* [PROMPT]
Answer with one number: how many lines hold the string "need".

* [RECORDS FOR THIS EXERCISE]
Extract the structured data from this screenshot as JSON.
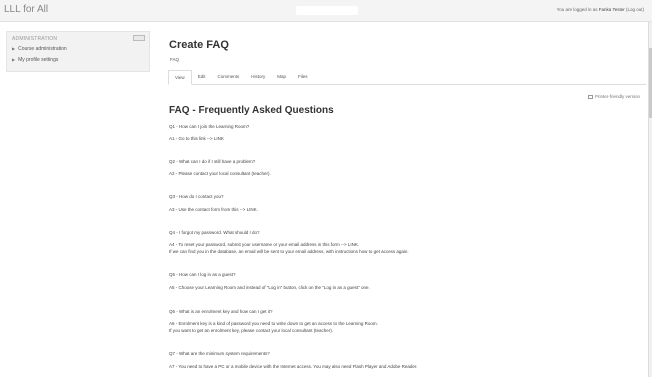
{
  "header": {
    "site_title": "LLL for All",
    "login_prefix": "You are logged in as",
    "user_name": "Fanka Tester",
    "logout_label": "(Log out)"
  },
  "admin": {
    "title": "ADMINISTRATION",
    "items": [
      "Course administration",
      "My profile settings"
    ]
  },
  "page": {
    "title": "Create FAQ",
    "breadcrumb": "FAQ",
    "tabs": [
      "View",
      "Edit",
      "Comments",
      "History",
      "Map",
      "Files"
    ],
    "active_tab": "View",
    "printer_label": "Printer-friendly version"
  },
  "faq": {
    "title": "FAQ - Frequently Asked Questions",
    "lines": [
      "Q1 - How can I join the Learning Room?",
      "A1 - Go to this link --> LINK",
      "Q2 - What can I do if I still have a problem?",
      "A2 - Please contact your local consultant (teacher).",
      "Q3 - How do I contact you?",
      "A3 - Use the contact form from this --> LINK.",
      "Q4 - I forgot my password. What should I do?",
      "A4 - To reset your password, submit your username or your email address in this form --> LINK.",
      "If we can find you in the database, an email will be sent to your email address, with instructions how to get access again.",
      "Q5 - How can I log in as a guest?",
      "A5 - Choose your Learning Room and instead of \"Log in\" button, click on the \"Log in as a guest\" one.",
      "Q6 - What is an enrolment key and how can I get it?",
      "A6 - Enrolment key is a kind of password you need to write down to get an access to the Learning Room.",
      "If you want to get an enrolment key, please contact your local consultant (teacher).",
      "Q7 - What are the minimum system requirements?",
      "A7 - You need to have a PC or a mobile device with the Internet access. You may also need Flash Player and Adobe Reader."
    ]
  }
}
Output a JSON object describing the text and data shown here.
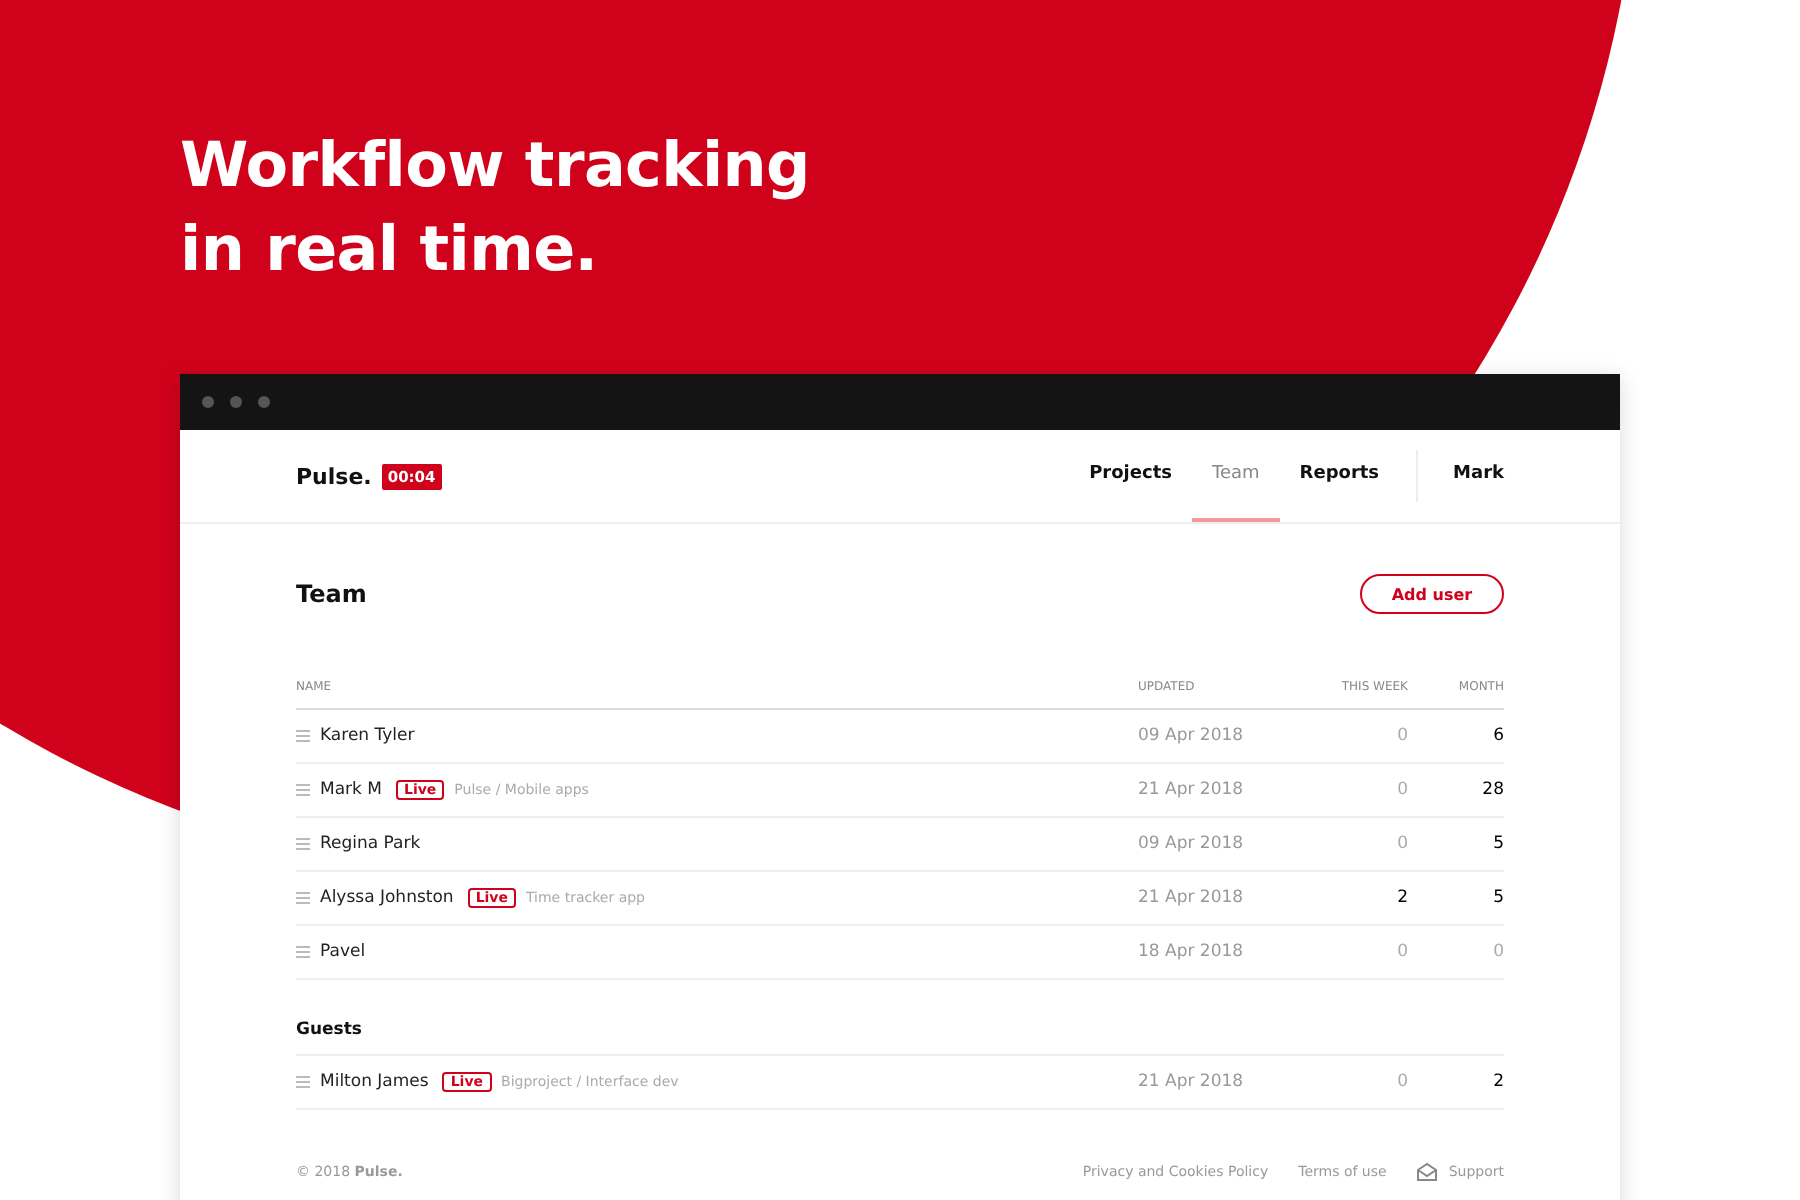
{
  "headline": [
    "Workflow tracking",
    "in real time."
  ],
  "app": {
    "brand": "Pulse.",
    "timer": "00:04",
    "nav": [
      {
        "label": "Projects",
        "selected": false
      },
      {
        "label": "Team",
        "selected": true
      },
      {
        "label": "Reports",
        "selected": false
      }
    ],
    "user": "Mark",
    "page_title": "Team",
    "add_button": "Add user",
    "columns": [
      "NAME",
      "UPDATED",
      "THIS WEEK",
      "MONTH"
    ],
    "rows": [
      {
        "name": "Karen Tyler",
        "live": false,
        "updated": "09 Apr 2018",
        "week": {
          "value": "0",
          "muted": true
        },
        "month": {
          "value": "6",
          "muted": false
        }
      },
      {
        "name": "Mark M",
        "live": true,
        "badge": "Live",
        "project": "Pulse / Mobile apps",
        "updated": "21 Apr 2018",
        "week": {
          "value": "0",
          "muted": true
        },
        "month": {
          "value": "28",
          "muted": false
        }
      },
      {
        "name": "Regina Park",
        "live": false,
        "updated": "09 Apr 2018",
        "week": {
          "value": "0",
          "muted": true
        },
        "month": {
          "value": "5",
          "muted": false
        }
      },
      {
        "name": "Alyssa Johnston",
        "live": true,
        "badge": "Live",
        "project": "Time tracker app",
        "updated": "21 Apr 2018",
        "week": {
          "value": "2",
          "muted": false
        },
        "month": {
          "value": "5",
          "muted": false
        }
      },
      {
        "name": "Pavel",
        "live": false,
        "updated": "18 Apr 2018",
        "week": {
          "value": "0",
          "muted": true
        },
        "month": {
          "value": "0",
          "muted": true
        }
      }
    ],
    "guests_title": "Guests",
    "guests": [
      {
        "name": "Milton James",
        "live": true,
        "badge": "Live",
        "project": "Bigproject / Interface dev",
        "updated": "21 Apr 2018",
        "week": {
          "value": "0",
          "muted": true
        },
        "month": {
          "value": "2",
          "muted": false
        }
      }
    ],
    "footer": {
      "copyright": "© 2018 **Pulse.**",
      "links": [
        "Privacy and Cookies Policy",
        "Terms of use"
      ],
      "support": "Support"
    }
  }
}
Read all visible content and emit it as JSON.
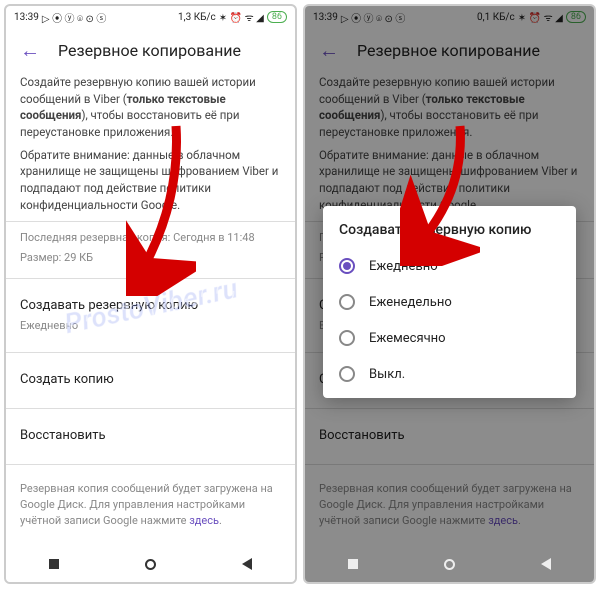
{
  "status": {
    "time": "13:39",
    "net_left": "1,3 КБ/с",
    "net_right": "0,1 КБ/с",
    "battery": "86"
  },
  "header": {
    "title": "Резервное копирование"
  },
  "intro": {
    "p1a": "Создайте резервную копию вашей истории сообщений в Viber (",
    "p1b": "только текстовые сообщения",
    "p1c": "), чтобы восстановить её при переустановке приложения.",
    "p2": "Обратите внимание: данные в облачном хранилище не защищены шифрованием Viber и подпадают под действие политики конфиденциальности Google."
  },
  "meta": {
    "last": "Последняя резервная копия: Сегодня в 11:48",
    "size": "Размер: 29 КБ"
  },
  "rows": {
    "schedule_title": "Создавать резервную копию",
    "schedule_value": "Ежедневно",
    "backup_now": "Создать копию",
    "restore": "Восстановить"
  },
  "footer": {
    "text": "Резервная копия сообщений будет загружена на Google Диск. Для управления настройками учётной записи Google нажмите ",
    "link": "здесь"
  },
  "dialog": {
    "title": "Создавать резервную копию",
    "options": [
      "Ежедневно",
      "Еженедельно",
      "Ежемесячно",
      "Выкл."
    ],
    "selected": 0
  },
  "watermark": "ProstoViber.ru"
}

* [RESPONSE]
2